Written request:
Identify the lines containing the word "справочно". Copy each one.

Data lines:

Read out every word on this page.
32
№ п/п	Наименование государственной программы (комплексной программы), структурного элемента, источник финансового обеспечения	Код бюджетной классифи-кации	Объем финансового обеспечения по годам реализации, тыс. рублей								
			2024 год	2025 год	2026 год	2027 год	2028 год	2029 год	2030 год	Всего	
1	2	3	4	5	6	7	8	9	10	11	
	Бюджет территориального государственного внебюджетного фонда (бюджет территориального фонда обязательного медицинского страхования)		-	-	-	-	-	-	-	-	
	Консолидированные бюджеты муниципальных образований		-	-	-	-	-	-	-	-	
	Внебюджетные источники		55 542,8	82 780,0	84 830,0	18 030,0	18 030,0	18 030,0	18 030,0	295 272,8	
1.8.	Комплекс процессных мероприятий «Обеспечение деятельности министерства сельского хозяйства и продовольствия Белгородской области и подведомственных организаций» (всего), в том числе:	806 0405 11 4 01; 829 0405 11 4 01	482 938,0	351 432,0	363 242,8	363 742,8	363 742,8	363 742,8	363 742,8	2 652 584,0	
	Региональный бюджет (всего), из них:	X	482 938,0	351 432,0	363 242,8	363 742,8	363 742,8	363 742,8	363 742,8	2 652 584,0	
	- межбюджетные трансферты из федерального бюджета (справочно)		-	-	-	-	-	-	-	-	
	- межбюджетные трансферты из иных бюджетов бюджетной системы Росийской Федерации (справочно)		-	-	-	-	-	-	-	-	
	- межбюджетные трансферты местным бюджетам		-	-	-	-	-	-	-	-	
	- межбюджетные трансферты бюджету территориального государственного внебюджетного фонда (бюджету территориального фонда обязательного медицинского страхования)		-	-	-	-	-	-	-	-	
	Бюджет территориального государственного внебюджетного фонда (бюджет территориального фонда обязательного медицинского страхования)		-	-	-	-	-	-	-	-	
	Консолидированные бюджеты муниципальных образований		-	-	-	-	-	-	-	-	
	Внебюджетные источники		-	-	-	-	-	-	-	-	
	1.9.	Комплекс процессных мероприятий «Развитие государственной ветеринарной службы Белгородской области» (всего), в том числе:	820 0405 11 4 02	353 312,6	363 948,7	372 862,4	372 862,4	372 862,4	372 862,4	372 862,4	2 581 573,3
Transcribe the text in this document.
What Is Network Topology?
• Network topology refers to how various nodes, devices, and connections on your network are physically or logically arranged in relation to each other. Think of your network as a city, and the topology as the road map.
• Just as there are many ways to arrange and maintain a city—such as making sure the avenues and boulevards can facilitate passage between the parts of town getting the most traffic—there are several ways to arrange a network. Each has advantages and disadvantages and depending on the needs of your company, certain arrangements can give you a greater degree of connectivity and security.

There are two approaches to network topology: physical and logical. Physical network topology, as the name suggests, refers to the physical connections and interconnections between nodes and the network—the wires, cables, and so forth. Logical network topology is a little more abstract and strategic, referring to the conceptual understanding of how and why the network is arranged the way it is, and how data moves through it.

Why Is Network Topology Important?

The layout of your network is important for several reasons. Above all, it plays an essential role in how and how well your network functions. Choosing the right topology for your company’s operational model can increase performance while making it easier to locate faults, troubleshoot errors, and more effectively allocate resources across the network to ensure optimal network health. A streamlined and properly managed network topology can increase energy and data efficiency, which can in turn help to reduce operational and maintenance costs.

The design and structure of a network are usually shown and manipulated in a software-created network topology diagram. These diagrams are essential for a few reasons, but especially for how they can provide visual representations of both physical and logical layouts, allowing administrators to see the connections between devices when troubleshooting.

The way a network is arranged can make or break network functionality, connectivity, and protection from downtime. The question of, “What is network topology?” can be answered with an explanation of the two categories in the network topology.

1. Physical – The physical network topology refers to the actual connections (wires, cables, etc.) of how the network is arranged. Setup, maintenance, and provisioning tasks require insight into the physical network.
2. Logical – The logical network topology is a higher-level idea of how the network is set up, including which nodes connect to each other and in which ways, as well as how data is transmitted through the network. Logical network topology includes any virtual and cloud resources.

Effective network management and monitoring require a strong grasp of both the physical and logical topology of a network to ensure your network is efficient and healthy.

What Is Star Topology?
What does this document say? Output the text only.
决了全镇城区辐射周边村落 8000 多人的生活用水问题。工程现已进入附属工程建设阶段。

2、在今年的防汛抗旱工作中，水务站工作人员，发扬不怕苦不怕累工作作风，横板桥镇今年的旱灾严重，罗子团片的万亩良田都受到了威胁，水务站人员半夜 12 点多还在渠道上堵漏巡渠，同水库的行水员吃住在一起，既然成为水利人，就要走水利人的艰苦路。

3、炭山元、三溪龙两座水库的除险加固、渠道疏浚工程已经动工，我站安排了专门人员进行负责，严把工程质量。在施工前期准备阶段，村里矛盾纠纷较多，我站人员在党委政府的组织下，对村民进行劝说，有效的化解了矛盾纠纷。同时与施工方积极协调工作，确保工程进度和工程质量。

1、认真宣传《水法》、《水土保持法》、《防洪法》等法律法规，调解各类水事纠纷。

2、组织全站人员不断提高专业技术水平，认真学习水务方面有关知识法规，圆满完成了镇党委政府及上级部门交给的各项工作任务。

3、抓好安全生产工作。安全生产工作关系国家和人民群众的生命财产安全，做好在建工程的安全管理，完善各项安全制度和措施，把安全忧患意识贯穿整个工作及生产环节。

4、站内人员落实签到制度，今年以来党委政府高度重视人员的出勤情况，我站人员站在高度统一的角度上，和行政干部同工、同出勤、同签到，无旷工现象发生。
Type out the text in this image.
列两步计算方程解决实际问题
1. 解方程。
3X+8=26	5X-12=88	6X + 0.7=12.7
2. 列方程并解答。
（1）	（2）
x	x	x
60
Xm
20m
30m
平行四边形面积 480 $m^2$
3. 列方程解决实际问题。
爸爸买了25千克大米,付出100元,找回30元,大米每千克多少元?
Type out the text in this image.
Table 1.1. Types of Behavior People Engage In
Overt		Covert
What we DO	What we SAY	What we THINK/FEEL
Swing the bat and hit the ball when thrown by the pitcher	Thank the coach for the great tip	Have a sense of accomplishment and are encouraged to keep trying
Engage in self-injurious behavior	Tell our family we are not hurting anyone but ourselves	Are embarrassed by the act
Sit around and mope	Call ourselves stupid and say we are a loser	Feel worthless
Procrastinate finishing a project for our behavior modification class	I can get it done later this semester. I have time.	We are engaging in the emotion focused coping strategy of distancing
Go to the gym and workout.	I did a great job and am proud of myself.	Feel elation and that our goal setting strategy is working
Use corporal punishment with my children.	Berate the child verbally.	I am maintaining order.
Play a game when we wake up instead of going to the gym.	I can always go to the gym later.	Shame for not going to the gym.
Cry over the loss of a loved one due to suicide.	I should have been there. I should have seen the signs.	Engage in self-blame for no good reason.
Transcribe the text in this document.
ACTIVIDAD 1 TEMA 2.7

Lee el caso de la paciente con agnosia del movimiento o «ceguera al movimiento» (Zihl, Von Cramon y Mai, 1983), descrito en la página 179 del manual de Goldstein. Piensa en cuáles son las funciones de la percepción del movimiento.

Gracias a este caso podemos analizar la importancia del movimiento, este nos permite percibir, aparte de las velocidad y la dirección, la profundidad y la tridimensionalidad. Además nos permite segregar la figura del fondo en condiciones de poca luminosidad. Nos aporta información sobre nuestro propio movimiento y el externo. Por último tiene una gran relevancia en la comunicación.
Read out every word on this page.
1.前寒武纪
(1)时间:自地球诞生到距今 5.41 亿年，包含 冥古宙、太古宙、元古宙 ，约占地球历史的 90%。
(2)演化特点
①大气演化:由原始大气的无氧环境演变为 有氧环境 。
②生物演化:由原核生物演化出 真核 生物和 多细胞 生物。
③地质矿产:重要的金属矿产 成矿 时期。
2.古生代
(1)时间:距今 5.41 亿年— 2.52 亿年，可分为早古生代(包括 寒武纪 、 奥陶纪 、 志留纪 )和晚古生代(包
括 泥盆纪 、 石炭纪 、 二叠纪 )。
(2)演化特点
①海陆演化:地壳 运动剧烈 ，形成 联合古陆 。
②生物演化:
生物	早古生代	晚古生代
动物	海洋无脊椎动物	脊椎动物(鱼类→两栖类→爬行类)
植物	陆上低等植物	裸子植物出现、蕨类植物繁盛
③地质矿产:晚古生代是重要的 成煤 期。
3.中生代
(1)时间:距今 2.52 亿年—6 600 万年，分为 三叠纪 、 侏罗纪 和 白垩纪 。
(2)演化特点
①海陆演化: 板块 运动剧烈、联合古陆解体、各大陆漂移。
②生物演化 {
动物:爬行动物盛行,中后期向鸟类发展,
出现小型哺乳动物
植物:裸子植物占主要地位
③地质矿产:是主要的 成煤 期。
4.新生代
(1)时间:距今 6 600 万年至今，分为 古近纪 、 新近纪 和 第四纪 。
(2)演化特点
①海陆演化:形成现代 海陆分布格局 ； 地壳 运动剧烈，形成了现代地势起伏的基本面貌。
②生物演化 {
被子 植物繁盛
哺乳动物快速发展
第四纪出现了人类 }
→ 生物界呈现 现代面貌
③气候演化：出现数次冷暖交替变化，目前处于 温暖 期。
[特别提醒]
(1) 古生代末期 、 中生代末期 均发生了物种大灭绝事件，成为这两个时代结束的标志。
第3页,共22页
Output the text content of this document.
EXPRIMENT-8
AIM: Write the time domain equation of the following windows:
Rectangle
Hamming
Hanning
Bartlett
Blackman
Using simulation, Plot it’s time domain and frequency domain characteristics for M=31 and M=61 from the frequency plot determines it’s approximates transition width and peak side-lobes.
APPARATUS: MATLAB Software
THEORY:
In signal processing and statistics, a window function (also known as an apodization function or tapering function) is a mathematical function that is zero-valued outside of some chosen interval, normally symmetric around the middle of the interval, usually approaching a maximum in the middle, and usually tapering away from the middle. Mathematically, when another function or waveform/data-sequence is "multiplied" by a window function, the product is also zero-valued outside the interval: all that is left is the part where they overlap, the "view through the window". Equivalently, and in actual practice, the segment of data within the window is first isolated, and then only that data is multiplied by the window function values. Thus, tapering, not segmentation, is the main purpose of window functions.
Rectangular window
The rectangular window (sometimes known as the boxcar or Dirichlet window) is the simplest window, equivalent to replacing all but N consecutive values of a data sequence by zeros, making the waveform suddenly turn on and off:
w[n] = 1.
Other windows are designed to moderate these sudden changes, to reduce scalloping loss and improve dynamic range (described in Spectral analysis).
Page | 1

Response to the task:
	- межбюджетные трансферты из федерального бюджета (справочно)		-	-	-	-	-	-	-	-	
	- межбюджетные трансферты из иных бюджетов бюджетной системы Росийской Федерации (справочно)		-	-	-	-	-	-	-	-	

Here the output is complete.